### Work required:
Write the next few paragraphs of the family post below about adjusting to the arrival of a new baby daughter, starting right after its last sentence.

### Text segment:
╔══

The best part of 2015 for us was the birth of our daughter. Our third child, and first daughter was born on the 10th September 2015. She was born in water, at home, and it was pretty darn special.
As always, when a new person comes in to a family there is a period of adjustment for everyone. It can be particularly difficult for older siblings as they adapt to sharing another person with Mum and Dad, and navigating the new dynamics.
Having been through this change before, I was somewhat prepared, and much more relaxed. And I am happy to say that so far we have all done pretty well.
Joni’s older brothers adore her, and for the most part have adapted quite well. They entertain her, talk to her, sing to her, and generally lavish her with attention. That’s not to say we haven’t had some difficult times – jealousy, rivalry, sadness, anger – but we have tried to approach these times with patience, love and open hearts. And when we couldn’t quite muster the patience, we have offered heartfelt apologies, hugs, and a promise to do better tomorrow.
My husband and I have so far muddled through, as we slowly work out the logistics of becoming a family of 5.
And Joni, well she has been a beautiful blessing. She has just fit right in, and generally handles the chaos without batting an eyelid. She adores her brothers and accepts their constant hugs and kisses and squeezes with the patience of a saint (she must get that from her father).

╚══

### Information shown:
╔══

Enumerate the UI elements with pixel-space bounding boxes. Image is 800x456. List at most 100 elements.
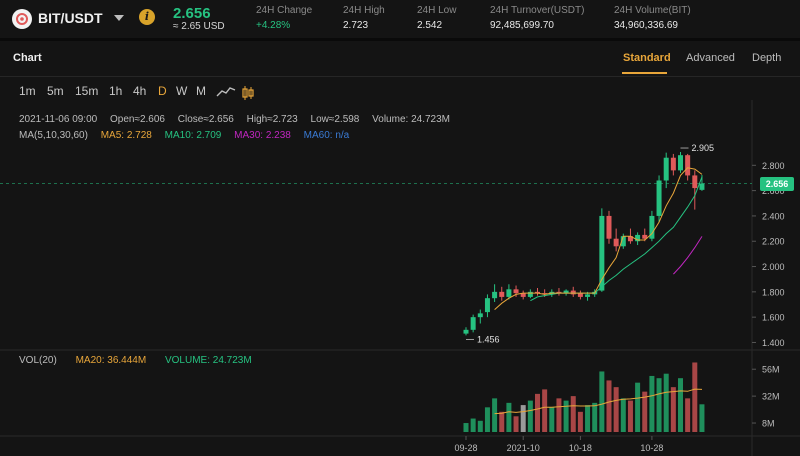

╚══

### The output:
She has brought a lot of healing to my life, even whilst still growing inside me. And she brought me closer than ever to my beautiful baby sister who is no longer with us.
I wrote this reflection when she was just a few days old…
My darling daughter, Joni Simone, I feel like I have been waiting so long to finally meet you.
We didn’t find out the sex of any of our children, but I have always deeply longed for a daughter. Recently I was able to really understand the truth of this longing.
When I was three years old my precious baby sister, Brenda Simone, passed away. She was only with us a few short months, but I loved her, I doted on her, I mothered her. I had two older sisters, but Brenda was my first younger sibling. My first experience being a ‘mum’.
I have carried the pain of her loss with me for many years, never really knowing how deep that hurt was.
During this pregnancy the longing and desire I had for a daughter was so strong, I felt I had to explore the reasons why.
I delved deep inside myself and worked through the feelings of grief that have been buried for so many years, the feelings I didn’t even know were there. I became fully aware of why I wanted a daughter so much. I became aware of what I felt and what I lost as a little 3 year old girl; and I was able to process those feelings. I accepted that I may not have a daughter, and that was ok.
But the moment I met Joni, I felt like I had always known she was going to come to me. And now she is here, its like she has always been here.
There is only one thing I have ever been sure of in my life, something I have known for as long as I can remember, and that is to be a Mum.
I feel truly blessed for the beautiful children who have chosen me as their mum. And I am absolutely besotted with our precious daughter Joni Simone.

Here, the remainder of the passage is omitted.